## Start

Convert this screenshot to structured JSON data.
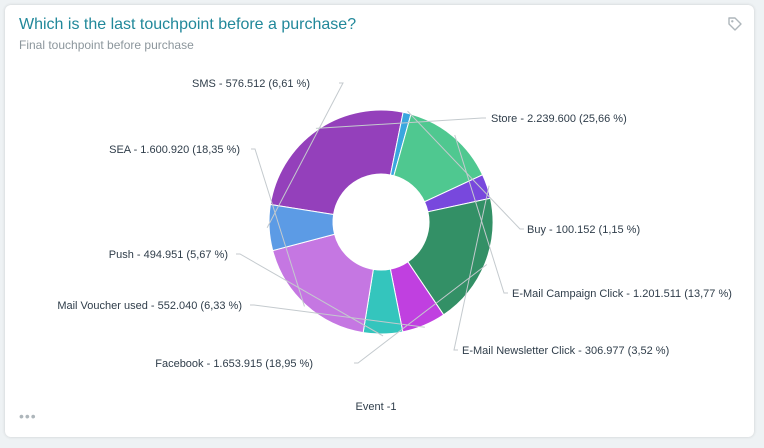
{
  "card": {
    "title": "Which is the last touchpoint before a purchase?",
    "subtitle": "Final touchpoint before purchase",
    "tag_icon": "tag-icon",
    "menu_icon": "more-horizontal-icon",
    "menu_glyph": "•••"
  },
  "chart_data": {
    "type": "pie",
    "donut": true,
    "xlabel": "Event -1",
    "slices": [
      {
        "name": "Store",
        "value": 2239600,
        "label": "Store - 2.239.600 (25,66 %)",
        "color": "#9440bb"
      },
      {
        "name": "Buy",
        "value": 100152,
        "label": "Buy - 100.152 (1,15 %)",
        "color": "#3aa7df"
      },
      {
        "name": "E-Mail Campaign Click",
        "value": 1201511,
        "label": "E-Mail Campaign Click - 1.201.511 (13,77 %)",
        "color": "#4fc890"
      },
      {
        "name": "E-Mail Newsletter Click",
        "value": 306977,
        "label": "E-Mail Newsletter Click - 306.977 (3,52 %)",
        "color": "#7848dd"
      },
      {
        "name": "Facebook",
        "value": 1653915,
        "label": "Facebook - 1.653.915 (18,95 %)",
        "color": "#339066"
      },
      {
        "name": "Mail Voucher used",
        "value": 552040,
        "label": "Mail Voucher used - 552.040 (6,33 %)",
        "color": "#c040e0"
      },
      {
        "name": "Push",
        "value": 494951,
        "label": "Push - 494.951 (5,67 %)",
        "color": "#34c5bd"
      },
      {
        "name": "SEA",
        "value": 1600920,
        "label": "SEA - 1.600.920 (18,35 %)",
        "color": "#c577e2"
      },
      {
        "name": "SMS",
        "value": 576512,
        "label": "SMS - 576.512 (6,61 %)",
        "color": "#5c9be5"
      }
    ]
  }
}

## End

» **TASK OBJECTIVE**
Copy out the data above exactly, except the pictures.

» **THE RESULT**
Convert this screenshot to structured JSON data.
{
  "card": {
    "title": "Which is the last touchpoint before a purchase?",
    "subtitle": "Final touchpoint before purchase",
    "tag_icon": "tag-icon",
    "menu_icon": "more-horizontal-icon",
    "menu_glyph": "•••"
  },
  "chart_data": {
    "type": "pie",
    "donut": true,
    "xlabel": "Event -1",
    "slices": [
      {
        "name": "Store",
        "value": 2239600,
        "label": "Store - 2.239.600 (25,66 %)",
        "color": "#9440bb"
      },
      {
        "name": "Buy",
        "value": 100152,
        "label": "Buy - 100.152 (1,15 %)",
        "color": "#3aa7df"
      },
      {
        "name": "E-Mail Campaign Click",
        "value": 1201511,
        "label": "E-Mail Campaign Click - 1.201.511 (13,77 %)",
        "color": "#4fc890"
      },
      {
        "name": "E-Mail Newsletter Click",
        "value": 306977,
        "label": "E-Mail Newsletter Click - 306.977 (3,52 %)",
        "color": "#7848dd"
      },
      {
        "name": "Facebook",
        "value": 1653915,
        "label": "Facebook - 1.653.915 (18,95 %)",
        "color": "#339066"
      },
      {
        "name": "Mail Voucher used",
        "value": 552040,
        "label": "Mail Voucher used - 552.040 (6,33 %)",
        "color": "#c040e0"
      },
      {
        "name": "Push",
        "value": 494951,
        "label": "Push - 494.951 (5,67 %)",
        "color": "#34c5bd"
      },
      {
        "name": "SEA",
        "value": 1600920,
        "label": "SEA - 1.600.920 (18,35 %)",
        "color": "#c577e2"
      },
      {
        "name": "SMS",
        "value": 576512,
        "label": "SMS - 576.512 (6,61 %)",
        "color": "#5c9be5"
      }
    ]
  }
}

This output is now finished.